→ **What to do**
Check every line below for the word "antara" and show those that hold it.

→ **Records for processing**
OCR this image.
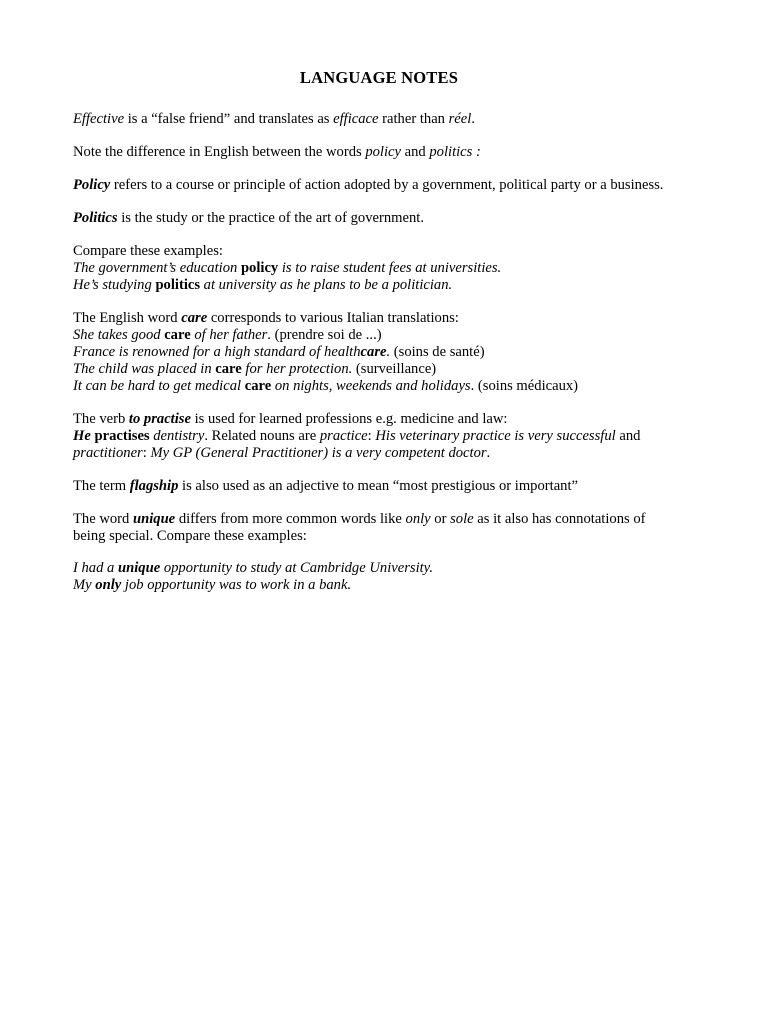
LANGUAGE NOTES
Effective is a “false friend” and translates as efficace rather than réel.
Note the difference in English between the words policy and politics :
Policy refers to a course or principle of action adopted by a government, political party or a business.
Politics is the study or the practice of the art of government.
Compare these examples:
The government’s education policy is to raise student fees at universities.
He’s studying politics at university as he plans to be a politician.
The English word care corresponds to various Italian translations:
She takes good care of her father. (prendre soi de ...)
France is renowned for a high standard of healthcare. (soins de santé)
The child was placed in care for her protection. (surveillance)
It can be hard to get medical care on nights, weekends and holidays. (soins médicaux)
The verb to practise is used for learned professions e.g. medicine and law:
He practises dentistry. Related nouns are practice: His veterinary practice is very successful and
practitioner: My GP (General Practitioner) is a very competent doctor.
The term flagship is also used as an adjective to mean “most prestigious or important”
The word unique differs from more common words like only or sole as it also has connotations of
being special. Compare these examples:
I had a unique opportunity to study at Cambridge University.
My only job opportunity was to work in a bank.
---
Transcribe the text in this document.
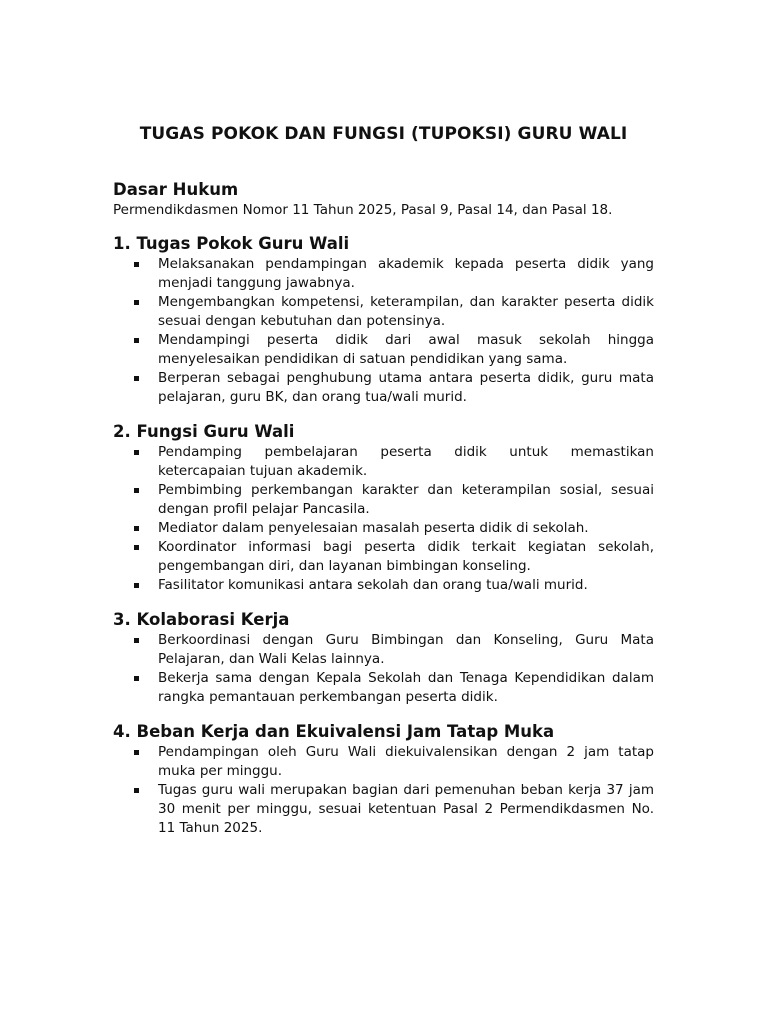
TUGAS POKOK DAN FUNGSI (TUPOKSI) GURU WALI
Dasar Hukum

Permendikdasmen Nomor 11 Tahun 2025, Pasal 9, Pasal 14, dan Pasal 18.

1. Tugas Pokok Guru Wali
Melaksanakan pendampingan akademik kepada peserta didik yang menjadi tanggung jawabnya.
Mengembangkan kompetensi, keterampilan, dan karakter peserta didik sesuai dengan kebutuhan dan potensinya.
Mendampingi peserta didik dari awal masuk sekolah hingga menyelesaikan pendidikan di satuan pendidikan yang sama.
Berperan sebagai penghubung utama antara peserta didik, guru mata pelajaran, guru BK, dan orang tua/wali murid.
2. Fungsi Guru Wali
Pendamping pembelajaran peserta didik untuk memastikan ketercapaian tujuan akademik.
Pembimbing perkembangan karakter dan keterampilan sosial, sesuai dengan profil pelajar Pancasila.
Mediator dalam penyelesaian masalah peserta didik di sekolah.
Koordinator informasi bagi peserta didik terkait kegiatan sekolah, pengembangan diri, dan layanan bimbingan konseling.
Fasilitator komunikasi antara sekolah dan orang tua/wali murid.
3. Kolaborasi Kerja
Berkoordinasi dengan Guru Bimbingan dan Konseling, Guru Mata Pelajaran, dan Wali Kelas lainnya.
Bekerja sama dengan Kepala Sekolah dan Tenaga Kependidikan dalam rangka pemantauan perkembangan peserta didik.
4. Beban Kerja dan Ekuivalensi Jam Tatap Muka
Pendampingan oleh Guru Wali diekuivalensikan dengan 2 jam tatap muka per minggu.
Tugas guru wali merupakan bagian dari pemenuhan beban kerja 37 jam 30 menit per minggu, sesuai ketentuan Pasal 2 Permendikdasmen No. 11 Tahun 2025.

→ **Exercise output**
Berperan sebagai penghubung utama antara peserta didik, guru mata pelajaran, guru BK, dan orang tua/wali murid.
Fasilitator komunikasi antara sekolah dan orang tua/wali murid.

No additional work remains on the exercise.